> [THE REQUEST] Only the pictures are left out: repeat the rest of the entries exactly.

> [RECORDS SUPPLIED]
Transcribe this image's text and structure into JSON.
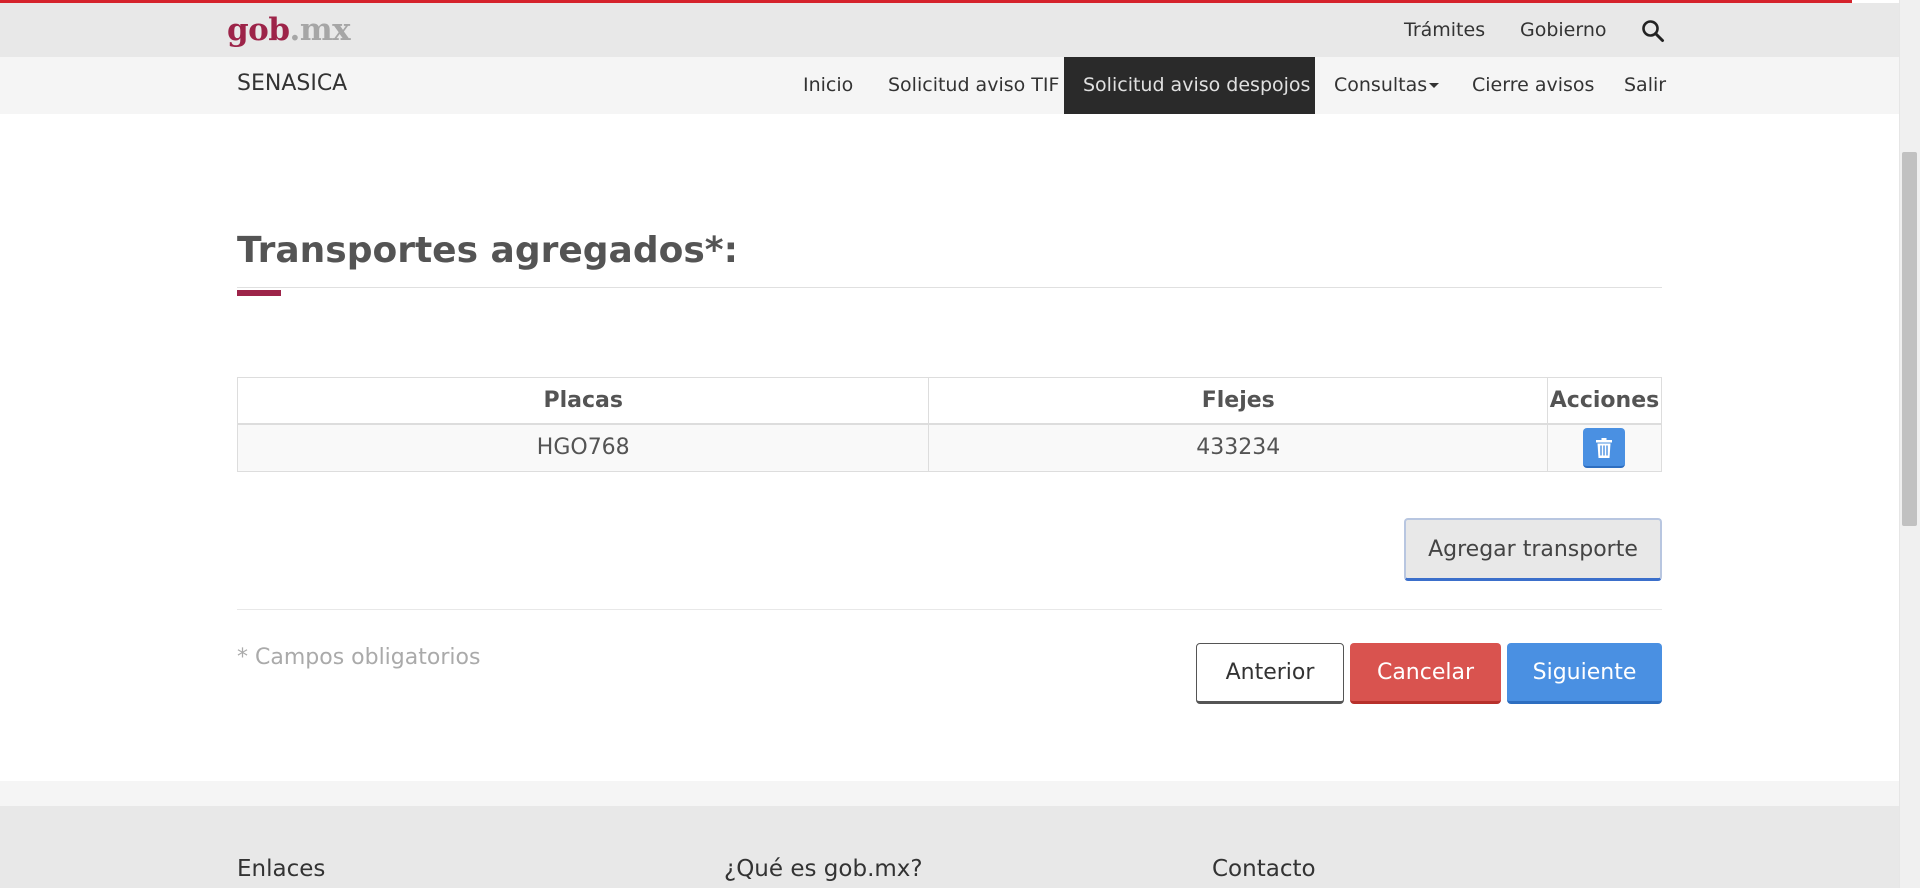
{
  "gov_bar": {
    "logo_gob": "gob",
    "logo_mx": ".mx",
    "links": [
      "Trámites",
      "Gobierno"
    ],
    "search_icon": "search-icon"
  },
  "nav": {
    "brand": "SENASICA",
    "items": [
      "Inicio",
      "Solicitud aviso TIF",
      "Solicitud aviso despojos",
      "Consultas",
      "Cierre avisos",
      "Salir"
    ],
    "active": "Solicitud aviso despojos"
  },
  "main": {
    "title": "Transportes agregados*:",
    "table": {
      "headers": [
        "Placas",
        "Flejes",
        "Acciones"
      ],
      "rows": [
        {
          "placas": "HGO768",
          "flejes": "433234",
          "action_icon": "trash-icon"
        }
      ]
    },
    "add_button": "Agregar transporte",
    "required_note": "* Campos obligatorios",
    "buttons": {
      "anterior": "Anterior",
      "cancelar": "Cancelar",
      "siguiente": "Siguiente"
    }
  },
  "footer": {
    "headings": [
      "Enlaces",
      "¿Qué es gob.mx?",
      "Contacto"
    ]
  },
  "colors": {
    "brand": "#9d2449",
    "primary": "#4a90e2",
    "danger": "#d9534f",
    "nav_active": "#2a2a2a"
  }
}
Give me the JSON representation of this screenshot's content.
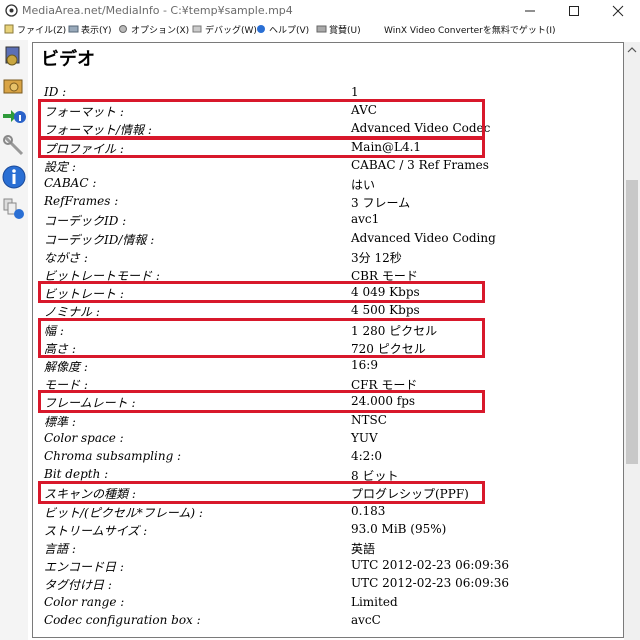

> [SOLVED PROBLEM]
Transcribe this image's text and structure into JSON.
{
  "gov_bar": {
    "logo_gob": "gob",
    "logo_mx": ".mx",
    "links": [
      "Trámites",
      "Gobierno"
    ],
    "search_icon": "search-icon"
  },
  "nav": {
    "brand": "SENASICA",
    "items": [
      "Inicio",
      "Solicitud aviso TIF",
      "Solicitud aviso despojos",
      "Consultas",
      "Cierre avisos",
      "Salir"
    ],
    "active": "Solicitud aviso despojos"
  },
  "main": {
    "title": "Transportes agregados*:",
    "table": {
      "headers": [
        "Placas",
        "Flejes",
        "Acciones"
      ],
      "rows": [
        {
          "placas": "HGO768",
          "flejes": "433234",
          "action_icon": "trash-icon"
        }
      ]
    },
    "add_button": "Agregar transporte",
    "required_note": "* Campos obligatorios",
    "buttons": {
      "anterior": "Anterior",
      "cancelar": "Cancelar",
      "siguiente": "Siguiente"
    }
  },
  "footer": {
    "headings": [
      "Enlaces",
      "¿Qué es gob.mx?",
      "Contacto"
    ]
  },
  "colors": {
    "brand": "#9d2449",
    "primary": "#4a90e2",
    "danger": "#d9534f",
    "nav_active": "#2a2a2a"
  }
}
Give me the JSON representation of this screenshot's content.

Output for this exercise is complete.